Given problem:
Every entry needs to be reproduced exactly.

++++

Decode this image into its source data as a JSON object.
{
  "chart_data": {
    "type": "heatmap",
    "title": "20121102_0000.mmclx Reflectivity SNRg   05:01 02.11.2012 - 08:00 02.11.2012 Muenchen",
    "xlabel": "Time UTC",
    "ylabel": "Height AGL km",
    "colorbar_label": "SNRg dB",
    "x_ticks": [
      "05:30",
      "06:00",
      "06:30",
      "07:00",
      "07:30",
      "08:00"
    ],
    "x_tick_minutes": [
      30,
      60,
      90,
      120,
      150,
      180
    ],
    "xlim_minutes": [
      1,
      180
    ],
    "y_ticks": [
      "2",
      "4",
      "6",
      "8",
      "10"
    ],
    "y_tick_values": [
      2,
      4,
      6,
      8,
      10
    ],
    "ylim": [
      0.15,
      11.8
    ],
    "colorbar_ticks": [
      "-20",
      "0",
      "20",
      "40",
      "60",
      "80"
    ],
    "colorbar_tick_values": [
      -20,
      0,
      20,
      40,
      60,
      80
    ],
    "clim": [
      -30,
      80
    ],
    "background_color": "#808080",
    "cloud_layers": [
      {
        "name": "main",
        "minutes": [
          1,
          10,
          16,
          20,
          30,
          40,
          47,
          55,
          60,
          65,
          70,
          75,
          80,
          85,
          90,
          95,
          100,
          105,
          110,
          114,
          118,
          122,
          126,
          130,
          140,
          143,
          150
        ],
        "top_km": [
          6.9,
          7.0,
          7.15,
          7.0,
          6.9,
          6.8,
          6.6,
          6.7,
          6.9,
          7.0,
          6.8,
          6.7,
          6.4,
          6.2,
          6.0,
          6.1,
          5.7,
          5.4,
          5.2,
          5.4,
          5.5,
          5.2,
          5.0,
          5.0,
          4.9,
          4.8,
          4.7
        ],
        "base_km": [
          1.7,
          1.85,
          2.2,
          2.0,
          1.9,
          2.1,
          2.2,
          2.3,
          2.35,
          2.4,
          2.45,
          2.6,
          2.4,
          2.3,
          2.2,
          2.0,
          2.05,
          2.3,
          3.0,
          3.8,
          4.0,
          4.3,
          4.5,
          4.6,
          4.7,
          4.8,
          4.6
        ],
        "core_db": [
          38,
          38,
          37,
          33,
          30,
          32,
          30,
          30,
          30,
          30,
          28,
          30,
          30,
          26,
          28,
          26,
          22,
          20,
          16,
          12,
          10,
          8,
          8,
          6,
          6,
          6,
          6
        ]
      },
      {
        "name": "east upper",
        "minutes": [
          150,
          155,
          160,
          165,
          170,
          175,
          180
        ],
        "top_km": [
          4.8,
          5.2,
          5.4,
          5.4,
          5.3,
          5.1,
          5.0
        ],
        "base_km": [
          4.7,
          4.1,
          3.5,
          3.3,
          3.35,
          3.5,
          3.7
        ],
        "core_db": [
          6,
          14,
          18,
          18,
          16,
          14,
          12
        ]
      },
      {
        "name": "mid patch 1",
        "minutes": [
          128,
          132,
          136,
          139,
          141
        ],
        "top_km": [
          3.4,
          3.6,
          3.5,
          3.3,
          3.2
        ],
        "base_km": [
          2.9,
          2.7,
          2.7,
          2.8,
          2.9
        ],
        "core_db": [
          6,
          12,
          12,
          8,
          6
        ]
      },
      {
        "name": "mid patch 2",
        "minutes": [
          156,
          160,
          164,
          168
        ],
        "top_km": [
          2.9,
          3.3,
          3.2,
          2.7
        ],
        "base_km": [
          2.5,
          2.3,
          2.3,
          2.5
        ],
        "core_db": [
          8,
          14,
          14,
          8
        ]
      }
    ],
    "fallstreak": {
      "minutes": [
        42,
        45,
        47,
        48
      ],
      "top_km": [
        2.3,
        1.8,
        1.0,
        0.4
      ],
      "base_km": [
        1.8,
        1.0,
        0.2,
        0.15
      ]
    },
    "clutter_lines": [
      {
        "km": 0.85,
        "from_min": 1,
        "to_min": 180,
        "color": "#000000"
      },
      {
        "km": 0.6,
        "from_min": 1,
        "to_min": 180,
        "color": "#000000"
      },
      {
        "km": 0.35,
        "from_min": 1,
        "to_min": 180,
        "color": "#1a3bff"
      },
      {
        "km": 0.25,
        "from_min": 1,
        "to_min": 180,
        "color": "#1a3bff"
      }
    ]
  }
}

++++

Reply to the task:
Decode this image into its source data as a JSON object.
{
  "chart_data": {
    "type": "heatmap",
    "title": "20121102_0000.mmclx Reflectivity SNRg   05:01 02.11.2012 - 08:00 02.11.2012 Muenchen",
    "xlabel": "Time UTC",
    "ylabel": "Height AGL km",
    "colorbar_label": "SNRg dB",
    "x_ticks": [
      "05:30",
      "06:00",
      "06:30",
      "07:00",
      "07:30",
      "08:00"
    ],
    "x_tick_minutes": [
      30,
      60,
      90,
      120,
      150,
      180
    ],
    "xlim_minutes": [
      1,
      180
    ],
    "y_ticks": [
      "2",
      "4",
      "6",
      "8",
      "10"
    ],
    "y_tick_values": [
      2,
      4,
      6,
      8,
      10
    ],
    "ylim": [
      0.15,
      11.8
    ],
    "colorbar_ticks": [
      "-20",
      "0",
      "20",
      "40",
      "60",
      "80"
    ],
    "colorbar_tick_values": [
      -20,
      0,
      20,
      40,
      60,
      80
    ],
    "clim": [
      -30,
      80
    ],
    "background_color": "#808080",
    "cloud_layers": [
      {
        "name": "main",
        "minutes": [
          1,
          10,
          16,
          20,
          30,
          40,
          47,
          55,
          60,
          65,
          70,
          75,
          80,
          85,
          90,
          95,
          100,
          105,
          110,
          114,
          118,
          122,
          126,
          130,
          140,
          143,
          150
        ],
        "top_km": [
          6.9,
          7.0,
          7.15,
          7.0,
          6.9,
          6.8,
          6.6,
          6.7,
          6.9,
          7.0,
          6.8,
          6.7,
          6.4,
          6.2,
          6.0,
          6.1,
          5.7,
          5.4,
          5.2,
          5.4,
          5.5,
          5.2,
          5.0,
          5.0,
          4.9,
          4.8,
          4.7
        ],
        "base_km": [
          1.7,
          1.85,
          2.2,
          2.0,
          1.9,
          2.1,
          2.2,
          2.3,
          2.35,
          2.4,
          2.45,
          2.6,
          2.4,
          2.3,
          2.2,
          2.0,
          2.05,
          2.3,
          3.0,
          3.8,
          4.0,
          4.3,
          4.5,
          4.6,
          4.7,
          4.8,
          4.6
        ],
        "core_db": [
          38,
          38,
          37,
          33,
          30,
          32,
          30,
          30,
          30,
          30,
          28,
          30,
          30,
          26,
          28,
          26,
          22,
          20,
          16,
          12,
          10,
          8,
          8,
          6,
          6,
          6,
          6
        ]
      },
      {
        "name": "east upper",
        "minutes": [
          150,
          155,
          160,
          165,
          170,
          175,
          180
        ],
        "top_km": [
          4.8,
          5.2,
          5.4,
          5.4,
          5.3,
          5.1,
          5.0
        ],
        "base_km": [
          4.7,
          4.1,
          3.5,
          3.3,
          3.35,
          3.5,
          3.7
        ],
        "core_db": [
          6,
          14,
          18,
          18,
          16,
          14,
          12
        ]
      },
      {
        "name": "mid patch 1",
        "minutes": [
          128,
          132,
          136,
          139,
          141
        ],
        "top_km": [
          3.4,
          3.6,
          3.5,
          3.3,
          3.2
        ],
        "base_km": [
          2.9,
          2.7,
          2.7,
          2.8,
          2.9
        ],
        "core_db": [
          6,
          12,
          12,
          8,
          6
        ]
      },
      {
        "name": "mid patch 2",
        "minutes": [
          156,
          160,
          164,
          168
        ],
        "top_km": [
          2.9,
          3.3,
          3.2,
          2.7
        ],
        "base_km": [
          2.5,
          2.3,
          2.3,
          2.5
        ],
        "core_db": [
          8,
          14,
          14,
          8
        ]
      }
    ],
    "fallstreak": {
      "minutes": [
        42,
        45,
        47,
        48
      ],
      "top_km": [
        2.3,
        1.8,
        1.0,
        0.4
      ],
      "base_km": [
        1.8,
        1.0,
        0.2,
        0.15
      ]
    },
    "clutter_lines": [
      {
        "km": 0.85,
        "from_min": 1,
        "to_min": 180,
        "color": "#000000"
      },
      {
        "km": 0.6,
        "from_min": 1,
        "to_min": 180,
        "color": "#000000"
      },
      {
        "km": 0.35,
        "from_min": 1,
        "to_min": 180,
        "color": "#1a3bff"
      },
      {
        "km": 0.25,
        "from_min": 1,
        "to_min": 180,
        "color": "#1a3bff"
      }
    ]
  }
}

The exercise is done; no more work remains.